[Stored data]

◇ ◇ ◇ ◇ ◇

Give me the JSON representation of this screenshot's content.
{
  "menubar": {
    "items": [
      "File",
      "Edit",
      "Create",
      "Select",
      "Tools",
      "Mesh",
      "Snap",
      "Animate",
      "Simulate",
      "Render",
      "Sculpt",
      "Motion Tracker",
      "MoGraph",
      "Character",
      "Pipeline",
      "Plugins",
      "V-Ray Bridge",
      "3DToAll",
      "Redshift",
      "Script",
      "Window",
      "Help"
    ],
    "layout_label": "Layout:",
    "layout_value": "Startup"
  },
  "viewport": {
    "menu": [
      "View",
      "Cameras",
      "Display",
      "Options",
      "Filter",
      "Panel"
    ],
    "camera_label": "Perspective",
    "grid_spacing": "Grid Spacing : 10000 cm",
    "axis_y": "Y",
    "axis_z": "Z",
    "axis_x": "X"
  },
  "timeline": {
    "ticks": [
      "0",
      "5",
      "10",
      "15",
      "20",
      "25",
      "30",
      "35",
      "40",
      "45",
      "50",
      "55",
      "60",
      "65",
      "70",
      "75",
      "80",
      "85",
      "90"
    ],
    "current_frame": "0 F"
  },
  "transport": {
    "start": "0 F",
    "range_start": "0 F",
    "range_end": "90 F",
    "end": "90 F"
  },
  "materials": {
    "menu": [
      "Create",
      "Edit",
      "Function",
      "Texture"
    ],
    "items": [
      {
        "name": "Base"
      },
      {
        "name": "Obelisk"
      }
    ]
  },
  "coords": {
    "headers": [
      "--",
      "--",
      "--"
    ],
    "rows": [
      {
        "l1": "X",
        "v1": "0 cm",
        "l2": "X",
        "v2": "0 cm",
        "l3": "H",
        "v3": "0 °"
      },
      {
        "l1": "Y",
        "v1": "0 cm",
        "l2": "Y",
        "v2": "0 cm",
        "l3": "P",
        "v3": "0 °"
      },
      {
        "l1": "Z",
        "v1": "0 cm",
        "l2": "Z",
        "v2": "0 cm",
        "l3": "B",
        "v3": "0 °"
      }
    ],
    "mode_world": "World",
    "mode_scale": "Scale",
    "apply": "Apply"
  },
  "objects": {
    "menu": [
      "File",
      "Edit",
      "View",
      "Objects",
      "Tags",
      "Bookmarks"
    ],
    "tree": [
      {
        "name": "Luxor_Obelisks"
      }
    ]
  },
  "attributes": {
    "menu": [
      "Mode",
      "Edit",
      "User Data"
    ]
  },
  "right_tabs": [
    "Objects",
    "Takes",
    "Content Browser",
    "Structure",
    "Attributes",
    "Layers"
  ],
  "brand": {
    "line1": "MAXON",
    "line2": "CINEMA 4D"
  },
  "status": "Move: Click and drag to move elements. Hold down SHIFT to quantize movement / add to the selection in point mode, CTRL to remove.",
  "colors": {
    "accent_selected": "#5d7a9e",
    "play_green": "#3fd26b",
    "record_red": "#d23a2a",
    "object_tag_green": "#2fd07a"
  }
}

◇ ◇ ◇ ◇ ◇

STATED TASK: From the listing above, extract every line exactly as it stands.

COMPLETED EXERCISE:
Give me the JSON representation of this screenshot's content.
{
  "menubar": {
    "items": [
      "File",
      "Edit",
      "Create",
      "Select",
      "Tools",
      "Mesh",
      "Snap",
      "Animate",
      "Simulate",
      "Render",
      "Sculpt",
      "Motion Tracker",
      "MoGraph",
      "Character",
      "Pipeline",
      "Plugins",
      "V-Ray Bridge",
      "3DToAll",
      "Redshift",
      "Script",
      "Window",
      "Help"
    ],
    "layout_label": "Layout:",
    "layout_value": "Startup"
  },
  "viewport": {
    "menu": [
      "View",
      "Cameras",
      "Display",
      "Options",
      "Filter",
      "Panel"
    ],
    "camera_label": "Perspective",
    "grid_spacing": "Grid Spacing : 10000 cm",
    "axis_y": "Y",
    "axis_z": "Z",
    "axis_x": "X"
  },
  "timeline": {
    "ticks": [
      "0",
      "5",
      "10",
      "15",
      "20",
      "25",
      "30",
      "35",
      "40",
      "45",
      "50",
      "55",
      "60",
      "65",
      "70",
      "75",
      "80",
      "85",
      "90"
    ],
    "current_frame": "0 F"
  },
  "transport": {
    "start": "0 F",
    "range_start": "0 F",
    "range_end": "90 F",
    "end": "90 F"
  },
  "materials": {
    "menu": [
      "Create",
      "Edit",
      "Function",
      "Texture"
    ],
    "items": [
      {
        "name": "Base"
      },
      {
        "name": "Obelisk"
      }
    ]
  },
  "coords": {
    "headers": [
      "--",
      "--",
      "--"
    ],
    "rows": [
      {
        "l1": "X",
        "v1": "0 cm",
        "l2": "X",
        "v2": "0 cm",
        "l3": "H",
        "v3": "0 °"
      },
      {
        "l1": "Y",
        "v1": "0 cm",
        "l2": "Y",
        "v2": "0 cm",
        "l3": "P",
        "v3": "0 °"
      },
      {
        "l1": "Z",
        "v1": "0 cm",
        "l2": "Z",
        "v2": "0 cm",
        "l3": "B",
        "v3": "0 °"
      }
    ],
    "mode_world": "World",
    "mode_scale": "Scale",
    "apply": "Apply"
  },
  "objects": {
    "menu": [
      "File",
      "Edit",
      "View",
      "Objects",
      "Tags",
      "Bookmarks"
    ],
    "tree": [
      {
        "name": "Luxor_Obelisks"
      }
    ]
  },
  "attributes": {
    "menu": [
      "Mode",
      "Edit",
      "User Data"
    ]
  },
  "right_tabs": [
    "Objects",
    "Takes",
    "Content Browser",
    "Structure",
    "Attributes",
    "Layers"
  ],
  "brand": {
    "line1": "MAXON",
    "line2": "CINEMA 4D"
  },
  "status": "Move: Click and drag to move elements. Hold down SHIFT to quantize movement / add to the selection in point mode, CTRL to remove.",
  "colors": {
    "accent_selected": "#5d7a9e",
    "play_green": "#3fd26b",
    "record_red": "#d23a2a",
    "object_tag_green": "#2fd07a"
  }
}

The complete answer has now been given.